[start of Data excerpts]
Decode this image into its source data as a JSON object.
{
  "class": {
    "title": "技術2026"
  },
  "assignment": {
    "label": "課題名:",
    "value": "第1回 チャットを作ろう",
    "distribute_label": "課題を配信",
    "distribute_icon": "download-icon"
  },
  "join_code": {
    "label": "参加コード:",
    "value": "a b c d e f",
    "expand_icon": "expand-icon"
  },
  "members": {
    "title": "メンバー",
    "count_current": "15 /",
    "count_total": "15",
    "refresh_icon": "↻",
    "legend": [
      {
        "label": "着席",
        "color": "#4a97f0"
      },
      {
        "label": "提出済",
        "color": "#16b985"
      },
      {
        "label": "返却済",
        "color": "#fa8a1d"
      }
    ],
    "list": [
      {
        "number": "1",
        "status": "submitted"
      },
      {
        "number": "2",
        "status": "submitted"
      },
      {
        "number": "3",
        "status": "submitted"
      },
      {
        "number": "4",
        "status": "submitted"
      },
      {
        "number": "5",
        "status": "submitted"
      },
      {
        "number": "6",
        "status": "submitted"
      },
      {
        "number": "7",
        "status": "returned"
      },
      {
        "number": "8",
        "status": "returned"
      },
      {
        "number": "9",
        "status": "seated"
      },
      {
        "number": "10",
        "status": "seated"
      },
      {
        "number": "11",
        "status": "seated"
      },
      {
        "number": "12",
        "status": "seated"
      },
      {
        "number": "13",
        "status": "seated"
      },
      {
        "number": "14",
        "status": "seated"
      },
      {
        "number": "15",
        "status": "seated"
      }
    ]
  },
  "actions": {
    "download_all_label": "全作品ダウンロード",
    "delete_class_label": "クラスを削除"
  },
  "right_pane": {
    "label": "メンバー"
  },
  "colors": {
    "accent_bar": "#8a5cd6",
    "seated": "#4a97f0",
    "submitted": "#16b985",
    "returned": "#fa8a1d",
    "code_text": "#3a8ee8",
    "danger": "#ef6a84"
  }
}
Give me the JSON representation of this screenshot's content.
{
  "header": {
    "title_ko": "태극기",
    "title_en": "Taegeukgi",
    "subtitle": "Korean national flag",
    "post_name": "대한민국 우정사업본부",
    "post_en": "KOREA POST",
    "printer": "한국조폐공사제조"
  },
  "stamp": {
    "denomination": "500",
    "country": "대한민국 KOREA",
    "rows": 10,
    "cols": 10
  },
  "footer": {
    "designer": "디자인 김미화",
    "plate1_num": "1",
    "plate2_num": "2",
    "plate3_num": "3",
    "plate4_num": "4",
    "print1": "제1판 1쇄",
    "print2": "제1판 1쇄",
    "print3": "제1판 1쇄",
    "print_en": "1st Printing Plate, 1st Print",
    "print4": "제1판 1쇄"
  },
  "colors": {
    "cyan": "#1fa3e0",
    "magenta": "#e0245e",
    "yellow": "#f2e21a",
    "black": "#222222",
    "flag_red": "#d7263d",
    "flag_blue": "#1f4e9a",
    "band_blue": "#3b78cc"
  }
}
[end of Data excerpts]
Reply with nothing except the number of lines in the listing above that include the string "this".

▶ [Task solution] 2